PROBLEM DESCRIPTION
Can you reproduce, unchanged, the lines of the listing that follow, starting with the line containing "question-stem: 34、每批出库的同种物料，应尽可能为（ ），并能清楚体现品名、批次等信息。" and ending with the line containing "question-stem: 28、食品标识不得标注下列（ ）内容。", both included, and nothing else?

RECORDS PROVIDED
_ _ _ _ _

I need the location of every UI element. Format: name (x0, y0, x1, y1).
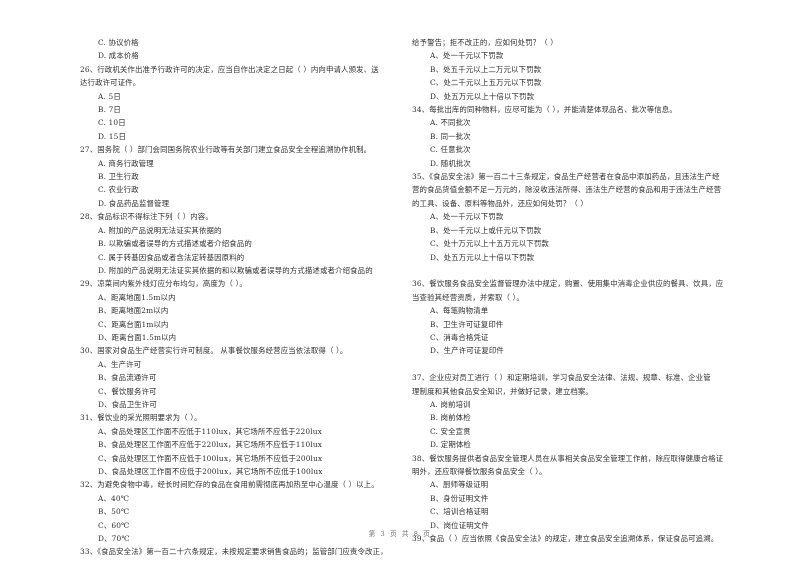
question-stem: 34、每批出库的同种物料，应尽可能为（ ），并能清楚体现品名、批次等信息。 (412, 105, 677, 115)
option-a: A. 5日 (98, 91, 121, 101)
option-a: A、生产许可 (98, 359, 142, 369)
option-d: D、食品卫生许可 (98, 399, 157, 409)
question-34: 34、每批出库的同种物料，应尽可能为（ ），并能清楚体现品名、批次等信息。 A.… (412, 103, 757, 170)
option-c: C. 属于转基因食品或者含法定转基因原料的 (98, 252, 245, 262)
question-stem-cont: 营的食品货值金额不足一万元的，除没收违法所得、违法生产经营的食品和用于违法生产经… (412, 185, 722, 195)
option-a: A、食品处理区工作面不应低于110lux，其它场所不应低于220lux (98, 426, 322, 436)
page-footer: 第 3 页 共 8 页 (368, 530, 432, 538)
option-b: B. 以欺骗或者误导的方式描述或者介绍食品的 (98, 239, 252, 249)
option-c: C、培训合格证明 (430, 507, 489, 517)
question-stem-cont: 当查验其经营资质，并索取（ ）。 (412, 292, 524, 302)
question-stem: 28、食品标识不得标注下列（ ）内容。 (80, 212, 213, 222)
question-28: 28、食品标识不得标注下列（ ）内容。 A. 附加的产品说明无法证实其依据的 B… (80, 210, 410, 277)
option-c: C. 任意批次 (430, 145, 471, 155)
option-c: C、处十万元以上十五万元以下罚款 (430, 239, 549, 249)
question-stem: 38、餐饮服务提供者食品安全管理人员在从事相关食品安全管理工作前，除应取得健康合… (412, 453, 724, 463)
option-d: D. 食品药品监督管理 (98, 198, 170, 208)
question-stem: 36、餐饮服务食品安全监督管理办法中规定，购置、使用集中消毒企业供应的餐具、饮具… (412, 279, 724, 289)
option-a: A. 岗前培训 (430, 399, 471, 409)
option-b: B. 岗前体检 (430, 413, 471, 423)
option-a: A. 附加的产品说明无法证实其依据的 (98, 225, 222, 235)
option-c: C. 农业行政 (98, 185, 139, 195)
question-37: 37、企业应对员工进行（ ）和定期培训，学习食品安全法律、法规、规章、标准、企业… (412, 371, 757, 451)
option-d: D、生产许可证复印件 (430, 346, 504, 356)
question-stem: 26、行政机关作出准予行政许可的决定，应当自作出决定之日起（ ）内向申请人颁发、… (80, 64, 379, 74)
option-c: C、距离台面1m以内 (98, 319, 169, 329)
option-a: A、厨师等级证明 (430, 480, 489, 490)
option-a: A、处一千元以下罚款 (430, 212, 504, 222)
option-d: D、距离台面1.5m以内 (98, 332, 177, 342)
option-a: A、距离地面1.5m以内 (98, 292, 176, 302)
option-a: A、处一千元以下罚款 (430, 51, 504, 61)
question-33: 33、《食品安全法》第一百二十六条规定，未按规定要求销售食品的；监管部门应责令改… (80, 545, 410, 558)
question-stem: 27、国务院（ ）部门会同国务院农业行政等有关部门建立食品安全全程追溯协作机制。 (80, 145, 372, 155)
option-b: B. 7日 (98, 105, 121, 115)
option-c: C、消毒合格凭证 (430, 332, 489, 342)
option-b: B. 同一批次 (430, 131, 471, 141)
exam-page: C. 协议价格 D. 成本价格 26、行政机关作出准予行政许可的决定，应当自作出… (0, 0, 800, 565)
question-stem: 31、餐饮业的采光照明要求为（ ）。 (80, 413, 202, 423)
question-30: 30、国家对食品生产经营实行许可制度。 从事餐饮服务经营应当依法取得（ ）。 A… (80, 344, 410, 411)
option-b: B、卫生许可证复印件 (430, 319, 504, 329)
question-31: 31、餐饮业的采光照明要求为（ ）。 A、食品处理区工作面不应低于110lux，… (80, 411, 410, 478)
option-c: C、处二千元以上五万元以下罚款 (430, 78, 542, 88)
question-33-stem-continued: 给予警告；拒不改正的，应如何处罚？（ ） (412, 38, 558, 47)
question-stem: 29、凉菜间内紫外线灯应分布均匀，高度为（ ）。 (80, 279, 247, 289)
orphan-option: D. 成本价格 (98, 51, 139, 61)
question-stem: 35、《食品安全法》第一百二十三条规定，食品生产经营者在食品中添加药品，且违法生… (412, 172, 720, 182)
option-b: B、食品处理区工作面不应低于220lux，其它场所不应低于110lux (98, 440, 323, 450)
left-column: C. 协议价格 D. 成本价格 26、行政机关作出准予行政许可的决定，应当自作出… (80, 36, 410, 559)
option-c: C. 10日 (98, 118, 126, 128)
question-27: 27、国务院（ ）部门会同国务院农业行政等有关部门建立食品安全全程追溯协作机制。… (80, 143, 410, 210)
option-d: D. 附加的产品说明无法证实其依据的和以欺骗或者误导的方式描述或者介绍食品的 (98, 265, 373, 275)
question-stem: 30、国家对食品生产经营实行许可制度。 从事餐饮服务经营应当依法取得（ ）。 (80, 346, 348, 356)
option-b: B、50℃ (98, 507, 130, 517)
question-stem: 33、《食品安全法》第一百二十六条规定，未按规定要求销售食品的；监管部门应责令改… (80, 547, 388, 557)
option-b: B、食品流通许可 (98, 373, 157, 383)
option-d: D、处五万元以上十倍以下罚款 (430, 252, 535, 262)
option-a: A、每笔购物清单 (430, 306, 489, 316)
option-d: D. 15日 (98, 131, 127, 141)
option-a: A. 商务行政管理 (98, 158, 154, 168)
option-d: D. 定期体检 (430, 440, 471, 450)
question-stem: 32、为避免食物中毒，经长时间贮存的食品在食用前需彻底再加热至中心温度（ ）以上… (80, 480, 379, 490)
question-stem-cont: 达行政许可证件。 (80, 78, 141, 88)
right-column: 给予警告；拒不改正的，应如何处罚？（ ） A、处一千元以下罚款 B、处五千元以上… (412, 36, 757, 545)
question-35: 35、《食品安全法》第一百二十三条规定，食品生产经营者在食品中添加药品，且违法生… (412, 170, 757, 264)
option-b: B. 卫生行政 (98, 172, 139, 182)
question-38: 38、餐饮服务提供者食品安全管理人员在从事相关食品安全管理工作前，除应取得健康合… (412, 452, 757, 532)
option-a: A. 不同批次 (430, 118, 471, 128)
option-b: B、身份证明文件 (430, 493, 489, 503)
option-b: B、处一千元以上或仟元以下罚款 (430, 225, 542, 235)
option-c: C、食品处理区工作面不应低于100lux，其它场所不应低于200lux (98, 453, 323, 463)
orphan-option: C. 协议价格 (98, 38, 139, 47)
question-stem-cont: 理制度和其他食品安全知识，并做好记录，建立档案。 (412, 386, 593, 396)
option-b: B、距离地面2m以内 (98, 306, 169, 316)
question-stem-cont: 的工具、设备、原料等物品外，还应如何处罚？（ ） (412, 198, 588, 208)
question-29: 29、凉菜间内紫外线灯应分布均匀，高度为（ ）。 A、距离地面1.5m以内 B、… (80, 277, 410, 344)
option-a: A、40℃ (98, 493, 130, 503)
option-c: C、餐饮服务许可 (98, 386, 157, 396)
question-stem-cont: 明外，还应取得餐饮服务食品安全（ ）。 (412, 466, 547, 476)
question-26: 26、行政机关作出准予行政许可的决定，应当自作出决定之日起（ ）内向申请人颁发、… (80, 63, 410, 143)
question-stem: 37、企业应对员工进行（ ）和定期培训，学习食品安全法律、法规、规章、标准、企业… (412, 373, 711, 383)
option-d: D、处五万元以上十倍以下罚款 (430, 91, 535, 101)
option-d: D、食品处理区工作面不应低于200lux，其它场所不应低于100lux (98, 467, 323, 476)
option-c: C. 安全宣贯 (430, 426, 471, 436)
question-36: 36、餐饮服务食品安全监督管理办法中规定，购置、使用集中消毒企业供应的餐具、饮具… (412, 277, 757, 357)
option-d: D. 随机批次 (430, 158, 471, 168)
option-b: B、处五千元以上二万元以下罚款 (430, 64, 542, 74)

_ _ _ _ _

FINAL RESULT
question-stem: 34、每批出库的同种物料，应尽可能为（ ），并能清楚体现品名、批次等信息。 (412, 105, 677, 115)
option-a: A. 5日 (98, 91, 121, 101)
option-a: A、生产许可 (98, 359, 142, 369)
option-d: D、食品卫生许可 (98, 399, 157, 409)
question-34: 34、每批出库的同种物料，应尽可能为（ ），并能清楚体现品名、批次等信息。 A.… (412, 103, 757, 170)
option-c: C. 属于转基因食品或者含法定转基因原料的 (98, 252, 245, 262)
question-stem-cont: 营的食品货值金额不足一万元的，除没收违法所得、违法生产经营的食品和用于违法生产经… (412, 185, 722, 195)
option-a: A、食品处理区工作面不应低于110lux，其它场所不应低于220lux (98, 426, 322, 436)
page-footer: 第 3 页 共 8 页 (368, 530, 432, 538)
option-b: B. 以欺骗或者误导的方式描述或者介绍食品的 (98, 239, 252, 249)
option-c: C、培训合格证明 (430, 507, 489, 517)
question-stem-cont: 当查验其经营资质，并索取（ ）。 (412, 292, 524, 302)
question-stem: 28、食品标识不得标注下列（ ）内容。 (80, 212, 213, 222)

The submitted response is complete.